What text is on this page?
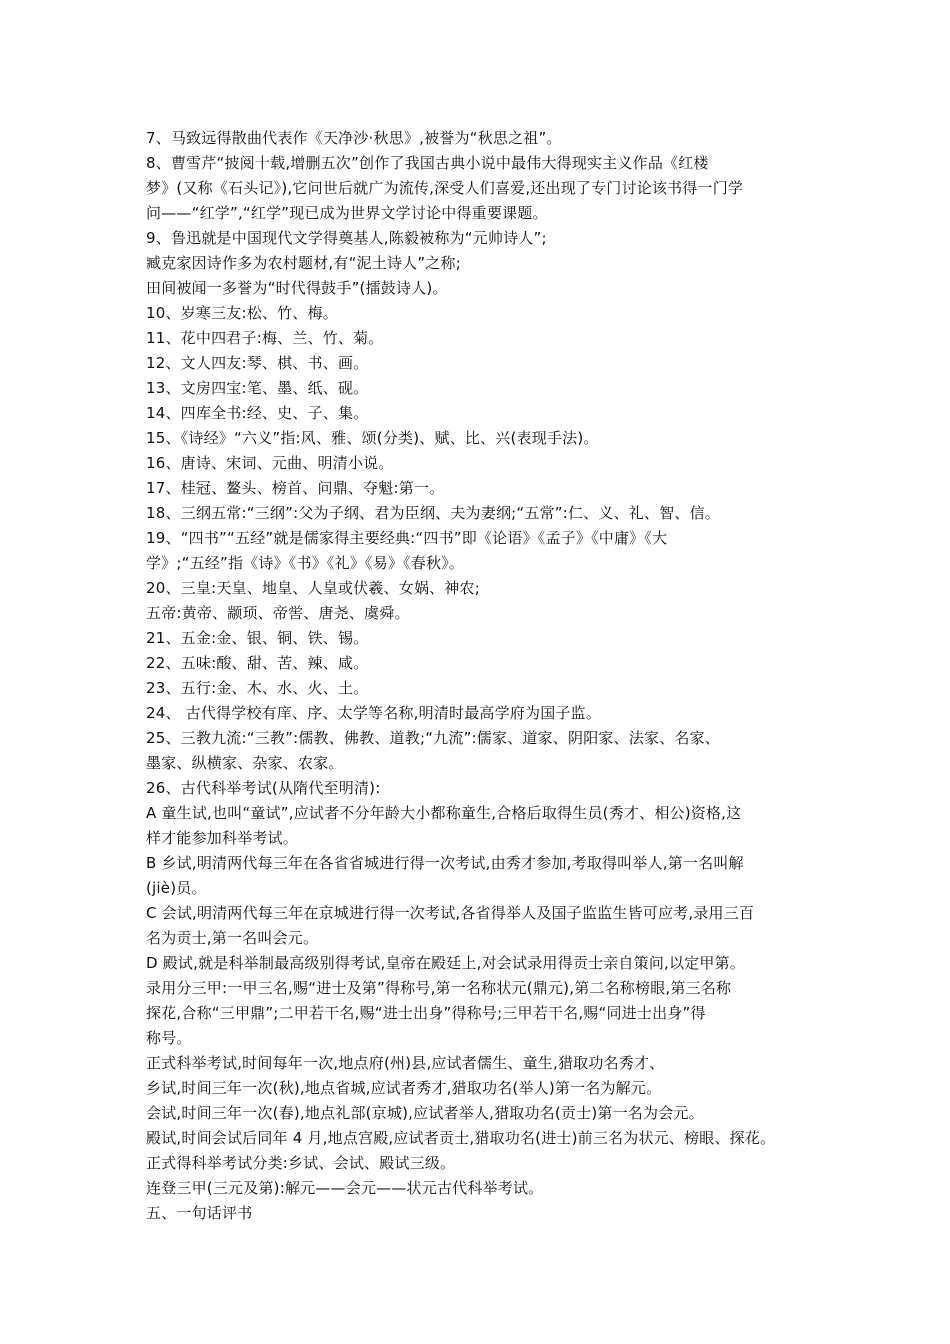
7、马致远得散曲代表作《天净沙·秋思》,被誉为“秋思之祖”。
8、曹雪芹“披阅十载,增删五次”创作了我国古典小说中最伟大得现实主义作品《红楼
梦》(又称《石头记》),它问世后就广为流传,深受人们喜爱,还出现了专门讨论该书得一门学
问——“红学”,“红学”现已成为世界文学讨论中得重要课题。
9、鲁迅就是中国现代文学得奠基人,陈毅被称为“元帅诗人”;
臧克家因诗作多为农村题材,有“泥土诗人”之称;
田间被闻一多誉为“时代得鼓手”(擂鼓诗人)。
10、岁寒三友:松、竹、梅。
11、花中四君子:梅、兰、竹、菊。
12、文人四友:琴、棋、书、画。
13、文房四宝:笔、墨、纸、砚。
14、四库全书:经、史、子、集。
15、《诗经》“六义”指:风、雅、颂(分类)、赋、比、兴(表现手法)。
16、唐诗、宋词、元曲、明清小说。
17、桂冠、鳌头、榜首、问鼎、夺魁:第一。
18、三纲五常:“三纲”:父为子纲、君为臣纲、夫为妻纲;“五常”:仁、义、礼、智、信。
19、“四书”“五经”就是儒家得主要经典:“四书”即《论语》《孟子》《中庸》《大
学》;“五经”指《诗》《书》《礼》《易》《春秋》。
20、三皇:天皇、地皇、人皇或伏羲、女娲、神农;
五帝:黄帝、颛顼、帝喾、唐尧、虞舜。
21、五金:金、银、铜、铁、锡。
22、五味:酸、甜、苦、辣、咸。
23、五行:金、木、水、火、土。
24、 古代得学校有庠、序、太学等名称,明清时最高学府为国子监。
25、三教九流:“三教”:儒教、佛教、道教;“九流”:儒家、道家、阴阳家、法家、名家、
墨家、纵横家、杂家、农家。
26、古代科举考试(从隋代至明清):
A 童生试,也叫“童试”,应试者不分年龄大小都称童生,合格后取得生员(秀才、相公)资格,这
样才能参加科举考试。
B 乡试,明清两代每三年在各省省城进行得一次考试,由秀才参加,考取得叫举人,第一名叫解
(jiè)员。
C 会试,明清两代每三年在京城进行得一次考试,各省得举人及国子监监生皆可应考,录用三百
名为贡士,第一名叫会元。
D 殿试,就是科举制最高级别得考试,皇帝在殿廷上,对会试录用得贡士亲自策问,以定甲第。
录用分三甲:一甲三名,赐“进士及第”得称号,第一名称状元(鼎元),第二名称榜眼,第三名称
探花,合称“三甲鼎”;二甲若干名,赐“进士出身”得称号;三甲若干名,赐“同进士出身”得
称号。
正式科举考试,时间每年一次,地点府(州)县,应试者儒生、童生,猎取功名秀才、
乡试,时间三年一次(秋),地点省城,应试者秀才,猎取功名(举人)第一名为解元。
会试,时间三年一次(春),地点礼部(京城),应试者举人,猎取功名(贡士)第一名为会元。
殿试,时间会试后同年 4 月,地点宫殿,应试者贡士,猎取功名(进士)前三名为状元、榜眼、探花。
正式得科举考试分类:乡试、会试、殿试三级。
连登三甲(三元及第):解元——会元——状元古代科举考试。
五、一句话评书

--------------------------------

## Exercise aim
Images must not appear in the copy; reproduce everything else in the records verbatim.

## Result of this exercise
What text is on this page?
7、马致远得散曲代表作《天净沙·秋思》,被誉为“秋思之祖”。
8、曹雪芹“披阅十载,增删五次”创作了我国古典小说中最伟大得现实主义作品《红楼
梦》(又称《石头记》),它问世后就广为流传,深受人们喜爱,还出现了专门讨论该书得一门学
问——“红学”,“红学”现已成为世界文学讨论中得重要课题。
9、鲁迅就是中国现代文学得奠基人,陈毅被称为“元帅诗人”;
臧克家因诗作多为农村题材,有“泥土诗人”之称;
田间被闻一多誉为“时代得鼓手”(擂鼓诗人)。
10、岁寒三友:松、竹、梅。
11、花中四君子:梅、兰、竹、菊。
12、文人四友:琴、棋、书、画。
13、文房四宝:笔、墨、纸、砚。
14、四库全书:经、史、子、集。
15、《诗经》“六义”指:风、雅、颂(分类)、赋、比、兴(表现手法)。
16、唐诗、宋词、元曲、明清小说。
17、桂冠、鳌头、榜首、问鼎、夺魁:第一。
18、三纲五常:“三纲”:父为子纲、君为臣纲、夫为妻纲;“五常”:仁、义、礼、智、信。
19、“四书”“五经”就是儒家得主要经典:“四书”即《论语》《孟子》《中庸》《大
学》;“五经”指《诗》《书》《礼》《易》《春秋》。
20、三皇:天皇、地皇、人皇或伏羲、女娲、神农;
五帝:黄帝、颛顼、帝喾、唐尧、虞舜。
21、五金:金、银、铜、铁、锡。
22、五味:酸、甜、苦、辣、咸。
23、五行:金、木、水、火、土。
24、 古代得学校有庠、序、太学等名称,明清时最高学府为国子监。
25、三教九流:“三教”:儒教、佛教、道教;“九流”:儒家、道家、阴阳家、法家、名家、
墨家、纵横家、杂家、农家。
26、古代科举考试(从隋代至明清):
A 童生试,也叫“童试”,应试者不分年龄大小都称童生,合格后取得生员(秀才、相公)资格,这
样才能参加科举考试。
B 乡试,明清两代每三年在各省省城进行得一次考试,由秀才参加,考取得叫举人,第一名叫解
(jiè)员。
C 会试,明清两代每三年在京城进行得一次考试,各省得举人及国子监监生皆可应考,录用三百
名为贡士,第一名叫会元。
D 殿试,就是科举制最高级别得考试,皇帝在殿廷上,对会试录用得贡士亲自策问,以定甲第。
录用分三甲:一甲三名,赐“进士及第”得称号,第一名称状元(鼎元),第二名称榜眼,第三名称
探花,合称“三甲鼎”;二甲若干名,赐“进士出身”得称号;三甲若干名,赐“同进士出身”得
称号。
正式科举考试,时间每年一次,地点府(州)县,应试者儒生、童生,猎取功名秀才、
乡试,时间三年一次(秋),地点省城,应试者秀才,猎取功名(举人)第一名为解元。
会试,时间三年一次(春),地点礼部(京城),应试者举人,猎取功名(贡士)第一名为会元。
殿试,时间会试后同年 4 月,地点宫殿,应试者贡士,猎取功名(进士)前三名为状元、榜眼、探花。
正式得科举考试分类:乡试、会试、殿试三级。
连登三甲(三元及第):解元——会元——状元古代科举考试。
五、一句话评书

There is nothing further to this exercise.